▶ _What you should do_
Find every row below that contains the word "percentile" with matching case, and copy each of those rows in full.
>> Start Supplied records
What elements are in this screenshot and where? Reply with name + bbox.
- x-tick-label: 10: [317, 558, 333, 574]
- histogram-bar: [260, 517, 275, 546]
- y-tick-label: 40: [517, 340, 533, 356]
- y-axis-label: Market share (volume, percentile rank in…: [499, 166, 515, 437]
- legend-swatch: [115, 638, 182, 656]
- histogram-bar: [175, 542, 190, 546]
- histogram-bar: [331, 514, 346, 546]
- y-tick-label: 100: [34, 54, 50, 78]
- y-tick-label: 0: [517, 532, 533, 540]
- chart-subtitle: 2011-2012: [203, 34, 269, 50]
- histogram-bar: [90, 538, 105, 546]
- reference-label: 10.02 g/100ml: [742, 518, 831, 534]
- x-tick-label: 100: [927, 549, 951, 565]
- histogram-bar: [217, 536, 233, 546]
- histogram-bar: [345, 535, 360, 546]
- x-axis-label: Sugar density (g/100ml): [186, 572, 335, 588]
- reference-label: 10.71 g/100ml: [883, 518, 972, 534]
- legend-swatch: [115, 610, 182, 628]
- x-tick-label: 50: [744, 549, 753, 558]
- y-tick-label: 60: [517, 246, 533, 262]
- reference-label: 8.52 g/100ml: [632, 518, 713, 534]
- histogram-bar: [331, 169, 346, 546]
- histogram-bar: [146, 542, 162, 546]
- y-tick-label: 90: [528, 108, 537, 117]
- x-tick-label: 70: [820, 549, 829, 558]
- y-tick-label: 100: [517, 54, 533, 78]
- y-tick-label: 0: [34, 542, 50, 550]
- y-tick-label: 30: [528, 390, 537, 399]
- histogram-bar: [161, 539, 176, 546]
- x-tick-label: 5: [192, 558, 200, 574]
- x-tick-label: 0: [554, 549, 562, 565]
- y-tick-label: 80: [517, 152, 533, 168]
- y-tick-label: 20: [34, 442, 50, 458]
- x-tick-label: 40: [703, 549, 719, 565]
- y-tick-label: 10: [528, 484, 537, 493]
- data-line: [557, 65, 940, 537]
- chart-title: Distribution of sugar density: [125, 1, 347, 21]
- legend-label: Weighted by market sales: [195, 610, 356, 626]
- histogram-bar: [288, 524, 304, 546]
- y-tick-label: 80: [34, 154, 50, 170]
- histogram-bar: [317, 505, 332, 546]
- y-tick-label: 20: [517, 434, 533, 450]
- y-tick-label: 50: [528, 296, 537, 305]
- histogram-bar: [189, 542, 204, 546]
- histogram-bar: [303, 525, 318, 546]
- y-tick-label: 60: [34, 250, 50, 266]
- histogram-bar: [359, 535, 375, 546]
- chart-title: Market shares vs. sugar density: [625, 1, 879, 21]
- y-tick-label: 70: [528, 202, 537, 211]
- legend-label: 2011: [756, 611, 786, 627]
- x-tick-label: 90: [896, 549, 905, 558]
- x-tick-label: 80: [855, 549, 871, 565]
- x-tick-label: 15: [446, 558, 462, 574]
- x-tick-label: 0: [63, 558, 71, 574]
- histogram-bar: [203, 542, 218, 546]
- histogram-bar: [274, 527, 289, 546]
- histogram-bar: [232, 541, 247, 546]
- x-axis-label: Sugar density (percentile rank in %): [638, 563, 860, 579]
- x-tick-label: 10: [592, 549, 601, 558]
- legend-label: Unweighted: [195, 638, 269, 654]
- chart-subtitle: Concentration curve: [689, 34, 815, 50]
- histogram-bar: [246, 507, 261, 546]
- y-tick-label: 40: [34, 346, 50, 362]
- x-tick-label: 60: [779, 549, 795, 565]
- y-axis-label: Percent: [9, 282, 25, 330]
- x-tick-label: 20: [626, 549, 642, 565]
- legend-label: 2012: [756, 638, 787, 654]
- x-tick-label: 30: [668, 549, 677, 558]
>> End Supplied records
▶ _Answer to this task_
- y-axis-label: Market share (volume, percentile rank in…: [499, 166, 515, 437]
- x-axis-label: Sugar density (percentile rank in %): [638, 563, 860, 579]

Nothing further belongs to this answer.